_Given data:_
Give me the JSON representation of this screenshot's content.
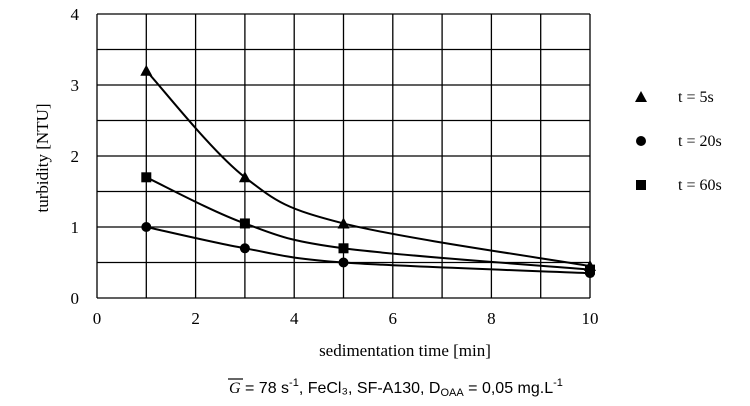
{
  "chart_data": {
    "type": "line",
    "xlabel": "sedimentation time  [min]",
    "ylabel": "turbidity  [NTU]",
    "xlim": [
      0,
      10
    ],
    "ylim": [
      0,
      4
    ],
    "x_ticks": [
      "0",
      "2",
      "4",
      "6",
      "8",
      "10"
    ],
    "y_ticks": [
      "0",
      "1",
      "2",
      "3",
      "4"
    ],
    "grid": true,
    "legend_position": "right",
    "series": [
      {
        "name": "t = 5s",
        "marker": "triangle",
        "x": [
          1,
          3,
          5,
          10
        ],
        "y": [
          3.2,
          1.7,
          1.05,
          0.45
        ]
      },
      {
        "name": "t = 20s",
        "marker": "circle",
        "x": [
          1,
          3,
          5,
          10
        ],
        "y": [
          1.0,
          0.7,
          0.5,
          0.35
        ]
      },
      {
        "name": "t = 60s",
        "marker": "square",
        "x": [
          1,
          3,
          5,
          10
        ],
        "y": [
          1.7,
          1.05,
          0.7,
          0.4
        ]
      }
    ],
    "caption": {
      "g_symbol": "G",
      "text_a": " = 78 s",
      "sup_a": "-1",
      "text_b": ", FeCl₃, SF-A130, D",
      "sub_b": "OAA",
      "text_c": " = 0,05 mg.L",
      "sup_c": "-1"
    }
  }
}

_What is required:_
Skip every picture and transcribe the data above exactly.

_Written answer:_
Give me the JSON representation of this screenshot's content.
{
  "chart_data": {
    "type": "line",
    "xlabel": "sedimentation time  [min]",
    "ylabel": "turbidity  [NTU]",
    "xlim": [
      0,
      10
    ],
    "ylim": [
      0,
      4
    ],
    "x_ticks": [
      "0",
      "2",
      "4",
      "6",
      "8",
      "10"
    ],
    "y_ticks": [
      "0",
      "1",
      "2",
      "3",
      "4"
    ],
    "grid": true,
    "legend_position": "right",
    "series": [
      {
        "name": "t = 5s",
        "marker": "triangle",
        "x": [
          1,
          3,
          5,
          10
        ],
        "y": [
          3.2,
          1.7,
          1.05,
          0.45
        ]
      },
      {
        "name": "t = 20s",
        "marker": "circle",
        "x": [
          1,
          3,
          5,
          10
        ],
        "y": [
          1.0,
          0.7,
          0.5,
          0.35
        ]
      },
      {
        "name": "t = 60s",
        "marker": "square",
        "x": [
          1,
          3,
          5,
          10
        ],
        "y": [
          1.7,
          1.05,
          0.7,
          0.4
        ]
      }
    ],
    "caption": {
      "g_symbol": "G",
      "text_a": " = 78 s",
      "sup_a": "-1",
      "text_b": ", FeCl₃, SF-A130, D",
      "sub_b": "OAA",
      "text_c": " = 0,05 mg.L",
      "sup_c": "-1"
    }
  }
}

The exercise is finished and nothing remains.